begin Records for this task

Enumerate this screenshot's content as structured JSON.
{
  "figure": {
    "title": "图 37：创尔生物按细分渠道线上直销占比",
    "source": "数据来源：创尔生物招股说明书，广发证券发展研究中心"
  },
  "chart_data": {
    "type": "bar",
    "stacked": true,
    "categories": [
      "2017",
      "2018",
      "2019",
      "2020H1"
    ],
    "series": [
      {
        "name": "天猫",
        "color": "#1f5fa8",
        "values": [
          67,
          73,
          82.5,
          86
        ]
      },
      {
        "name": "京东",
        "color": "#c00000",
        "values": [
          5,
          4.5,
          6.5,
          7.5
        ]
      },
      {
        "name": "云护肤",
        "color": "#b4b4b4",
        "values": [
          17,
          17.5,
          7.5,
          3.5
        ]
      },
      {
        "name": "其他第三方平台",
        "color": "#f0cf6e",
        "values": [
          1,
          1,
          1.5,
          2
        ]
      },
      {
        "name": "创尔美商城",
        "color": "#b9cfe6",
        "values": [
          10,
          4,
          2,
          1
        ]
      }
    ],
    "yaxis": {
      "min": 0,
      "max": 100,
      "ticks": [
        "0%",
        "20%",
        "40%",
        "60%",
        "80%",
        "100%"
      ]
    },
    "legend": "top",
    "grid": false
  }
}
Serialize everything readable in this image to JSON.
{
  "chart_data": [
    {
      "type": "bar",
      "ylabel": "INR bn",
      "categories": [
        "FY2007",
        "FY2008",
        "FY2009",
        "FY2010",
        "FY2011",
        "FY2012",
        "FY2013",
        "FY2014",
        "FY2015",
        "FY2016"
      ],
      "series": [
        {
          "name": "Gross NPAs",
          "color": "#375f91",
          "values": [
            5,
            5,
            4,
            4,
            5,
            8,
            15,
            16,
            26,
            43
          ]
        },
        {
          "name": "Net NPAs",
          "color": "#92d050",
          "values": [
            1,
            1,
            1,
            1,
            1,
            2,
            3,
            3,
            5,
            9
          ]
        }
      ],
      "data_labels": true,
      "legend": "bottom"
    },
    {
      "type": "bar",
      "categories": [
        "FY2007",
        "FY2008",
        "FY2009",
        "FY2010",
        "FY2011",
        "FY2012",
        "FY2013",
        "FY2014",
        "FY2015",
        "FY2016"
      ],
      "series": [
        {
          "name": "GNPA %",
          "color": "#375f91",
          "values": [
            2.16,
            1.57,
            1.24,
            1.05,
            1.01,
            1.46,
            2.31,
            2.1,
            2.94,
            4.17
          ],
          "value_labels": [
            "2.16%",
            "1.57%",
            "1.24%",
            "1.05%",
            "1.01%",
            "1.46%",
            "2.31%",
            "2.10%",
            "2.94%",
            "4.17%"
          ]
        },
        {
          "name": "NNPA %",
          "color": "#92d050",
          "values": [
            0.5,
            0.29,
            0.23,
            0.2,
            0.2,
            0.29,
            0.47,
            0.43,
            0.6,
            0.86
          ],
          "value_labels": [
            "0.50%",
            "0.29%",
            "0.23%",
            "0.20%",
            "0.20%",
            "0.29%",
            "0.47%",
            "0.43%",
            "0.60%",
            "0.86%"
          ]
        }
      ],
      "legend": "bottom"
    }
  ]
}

end Records for this task

Goal |
Write out the entire listing exactly.

Expected answer |
Enumerate this screenshot's content as structured JSON.
{
  "figure": {
    "title": "图 37：创尔生物按细分渠道线上直销占比",
    "source": "数据来源：创尔生物招股说明书，广发证券发展研究中心"
  },
  "chart_data": {
    "type": "bar",
    "stacked": true,
    "categories": [
      "2017",
      "2018",
      "2019",
      "2020H1"
    ],
    "series": [
      {
        "name": "天猫",
        "color": "#1f5fa8",
        "values": [
          67,
          73,
          82.5,
          86
        ]
      },
      {
        "name": "京东",
        "color": "#c00000",
        "values": [
          5,
          4.5,
          6.5,
          7.5
        ]
      },
      {
        "name": "云护肤",
        "color": "#b4b4b4",
        "values": [
          17,
          17.5,
          7.5,
          3.5
        ]
      },
      {
        "name": "其他第三方平台",
        "color": "#f0cf6e",
        "values": [
          1,
          1,
          1.5,
          2
        ]
      },
      {
        "name": "创尔美商城",
        "color": "#b9cfe6",
        "values": [
          10,
          4,
          2,
          1
        ]
      }
    ],
    "yaxis": {
      "min": 0,
      "max": 100,
      "ticks": [
        "0%",
        "20%",
        "40%",
        "60%",
        "80%",
        "100%"
      ]
    },
    "legend": "top",
    "grid": false
  }
}
Serialize everything readable in this image to JSON.
{
  "chart_data": [
    {
      "type": "bar",
      "ylabel": "INR bn",
      "categories": [
        "FY2007",
        "FY2008",
        "FY2009",
        "FY2010",
        "FY2011",
        "FY2012",
        "FY2013",
        "FY2014",
        "FY2015",
        "FY2016"
      ],
      "series": [
        {
          "name": "Gross NPAs",
          "color": "#375f91",
          "values": [
            5,
            5,
            4,
            4,
            5,
            8,
            15,
            16,
            26,
            43
          ]
        },
        {
          "name": "Net NPAs",
          "color": "#92d050",
          "values": [
            1,
            1,
            1,
            1,
            1,
            2,
            3,
            3,
            5,
            9
          ]
        }
      ],
      "data_labels": true,
      "legend": "bottom"
    },
    {
      "type": "bar",
      "categories": [
        "FY2007",
        "FY2008",
        "FY2009",
        "FY2010",
        "FY2011",
        "FY2012",
        "FY2013",
        "FY2014",
        "FY2015",
        "FY2016"
      ],
      "series": [
        {
          "name": "GNPA %",
          "color": "#375f91",
          "values": [
            2.16,
            1.57,
            1.24,
            1.05,
            1.01,
            1.46,
            2.31,
            2.1,
            2.94,
            4.17
          ],
          "value_labels": [
            "2.16%",
            "1.57%",
            "1.24%",
            "1.05%",
            "1.01%",
            "1.46%",
            "2.31%",
            "2.10%",
            "2.94%",
            "4.17%"
          ]
        },
        {
          "name": "NNPA %",
          "color": "#92d050",
          "values": [
            0.5,
            0.29,
            0.23,
            0.2,
            0.2,
            0.29,
            0.47,
            0.43,
            0.6,
            0.86
          ],
          "value_labels": [
            "0.50%",
            "0.29%",
            "0.23%",
            "0.20%",
            "0.20%",
            "0.29%",
            "0.47%",
            "0.43%",
            "0.60%",
            "0.86%"
          ]
        }
      ],
      "legend": "bottom"
    }
  ]
}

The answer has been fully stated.